● **SOURCE DATA**:
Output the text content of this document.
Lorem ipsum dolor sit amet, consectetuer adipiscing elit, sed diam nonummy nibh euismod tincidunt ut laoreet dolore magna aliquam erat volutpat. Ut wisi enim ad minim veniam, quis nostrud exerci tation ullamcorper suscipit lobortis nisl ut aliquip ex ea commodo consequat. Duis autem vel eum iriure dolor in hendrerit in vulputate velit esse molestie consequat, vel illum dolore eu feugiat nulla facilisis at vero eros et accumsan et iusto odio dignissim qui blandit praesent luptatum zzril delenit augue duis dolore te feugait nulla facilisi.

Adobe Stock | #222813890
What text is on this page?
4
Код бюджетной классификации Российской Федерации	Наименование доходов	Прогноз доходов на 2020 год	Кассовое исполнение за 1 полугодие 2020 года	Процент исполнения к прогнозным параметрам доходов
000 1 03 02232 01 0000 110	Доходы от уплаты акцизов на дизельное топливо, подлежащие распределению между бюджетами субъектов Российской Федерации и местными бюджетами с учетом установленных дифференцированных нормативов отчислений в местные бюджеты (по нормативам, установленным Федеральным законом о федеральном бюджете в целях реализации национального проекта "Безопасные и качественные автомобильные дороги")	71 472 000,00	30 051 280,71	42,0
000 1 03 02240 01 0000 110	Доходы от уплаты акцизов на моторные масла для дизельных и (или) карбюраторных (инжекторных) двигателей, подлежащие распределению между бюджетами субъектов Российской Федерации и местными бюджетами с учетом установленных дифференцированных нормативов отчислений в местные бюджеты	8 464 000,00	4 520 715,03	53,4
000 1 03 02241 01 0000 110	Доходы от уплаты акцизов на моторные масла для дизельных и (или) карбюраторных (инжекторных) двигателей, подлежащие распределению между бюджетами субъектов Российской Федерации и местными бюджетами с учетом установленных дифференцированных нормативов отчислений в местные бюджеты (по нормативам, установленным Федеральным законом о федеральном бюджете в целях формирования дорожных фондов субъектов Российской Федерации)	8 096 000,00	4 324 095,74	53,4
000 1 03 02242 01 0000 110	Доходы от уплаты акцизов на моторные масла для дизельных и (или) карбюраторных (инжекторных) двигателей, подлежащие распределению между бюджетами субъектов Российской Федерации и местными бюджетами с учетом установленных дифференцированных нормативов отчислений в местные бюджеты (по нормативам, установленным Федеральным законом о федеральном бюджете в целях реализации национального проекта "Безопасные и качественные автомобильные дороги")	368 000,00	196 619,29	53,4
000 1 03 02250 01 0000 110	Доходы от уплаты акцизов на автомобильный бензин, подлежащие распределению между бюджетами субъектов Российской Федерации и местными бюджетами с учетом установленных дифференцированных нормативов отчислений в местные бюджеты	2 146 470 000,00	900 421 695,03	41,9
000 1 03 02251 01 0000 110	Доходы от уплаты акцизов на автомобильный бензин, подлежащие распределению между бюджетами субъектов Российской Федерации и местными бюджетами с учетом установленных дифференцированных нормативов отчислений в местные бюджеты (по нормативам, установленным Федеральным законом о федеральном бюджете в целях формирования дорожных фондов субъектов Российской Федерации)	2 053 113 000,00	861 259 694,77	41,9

● **WRITTEN REQUEST**: Repeat every line of the data, exactly and in full.

● **THE OUTPUT**:
Output the text content of this document.
Lorem ipsum dolor sit amet, consectetuer adipiscing elit, sed diam nonummy nibh euismod tincidunt ut laoreet dolore magna aliquam erat volutpat. Ut wisi enim ad minim veniam, quis nostrud exerci tation ullamcorper suscipit lobortis nisl ut aliquip ex ea commodo consequat. Duis autem vel eum iriure dolor in hendrerit in vulputate velit esse molestie consequat, vel illum dolore eu feugiat nulla facilisis at vero eros et accumsan et iusto odio dignissim qui blandit praesent luptatum zzril delenit augue duis dolore te feugait nulla facilisi.

Adobe Stock | #222813890
What text is on this page?
4
Код бюджетной классификации Российской Федерации	Наименование доходов	Прогноз доходов на 2020 год	Кассовое исполнение за 1 полугодие 2020 года	Процент исполнения к прогнозным параметрам доходов
000 1 03 02232 01 0000 110	Доходы от уплаты акцизов на дизельное топливо, подлежащие распределению между бюджетами субъектов Российской Федерации и местными бюджетами с учетом установленных дифференцированных нормативов отчислений в местные бюджеты (по нормативам, установленным Федеральным законом о федеральном бюджете в целях реализации национального проекта "Безопасные и качественные автомобильные дороги")	71 472 000,00	30 051 280,71	42,0
000 1 03 02240 01 0000 110	Доходы от уплаты акцизов на моторные масла для дизельных и (или) карбюраторных (инжекторных) двигателей, подлежащие распределению между бюджетами субъектов Российской Федерации и местными бюджетами с учетом установленных дифференцированных нормативов отчислений в местные бюджеты	8 464 000,00	4 520 715,03	53,4
000 1 03 02241 01 0000 110	Доходы от уплаты акцизов на моторные масла для дизельных и (или) карбюраторных (инжекторных) двигателей, подлежащие распределению между бюджетами субъектов Российской Федерации и местными бюджетами с учетом установленных дифференцированных нормативов отчислений в местные бюджеты (по нормативам, установленным Федеральным законом о федеральном бюджете в целях формирования дорожных фондов субъектов Российской Федерации)	8 096 000,00	4 324 095,74	53,4
000 1 03 02242 01 0000 110	Доходы от уплаты акцизов на моторные масла для дизельных и (или) карбюраторных (инжекторных) двигателей, подлежащие распределению между бюджетами субъектов Российской Федерации и местными бюджетами с учетом установленных дифференцированных нормативов отчислений в местные бюджеты (по нормативам, установленным Федеральным законом о федеральном бюджете в целях реализации национального проекта "Безопасные и качественные автомобильные дороги")	368 000,00	196 619,29	53,4
000 1 03 02250 01 0000 110	Доходы от уплаты акцизов на автомобильный бензин, подлежащие распределению между бюджетами субъектов Российской Федерации и местными бюджетами с учетом установленных дифференцированных нормативов отчислений в местные бюджеты	2 146 470 000,00	900 421 695,03	41,9
000 1 03 02251 01 0000 110	Доходы от уплаты акцизов на автомобильный бензин, подлежащие распределению между бюджетами субъектов Российской Федерации и местными бюджетами с учетом установленных дифференцированных нормативов отчислений в местные бюджеты (по нормативам, установленным Федеральным законом о федеральном бюджете в целях формирования дорожных фондов субъектов Российской Федерации)	2 053 113 000,00	861 259 694,77	41,9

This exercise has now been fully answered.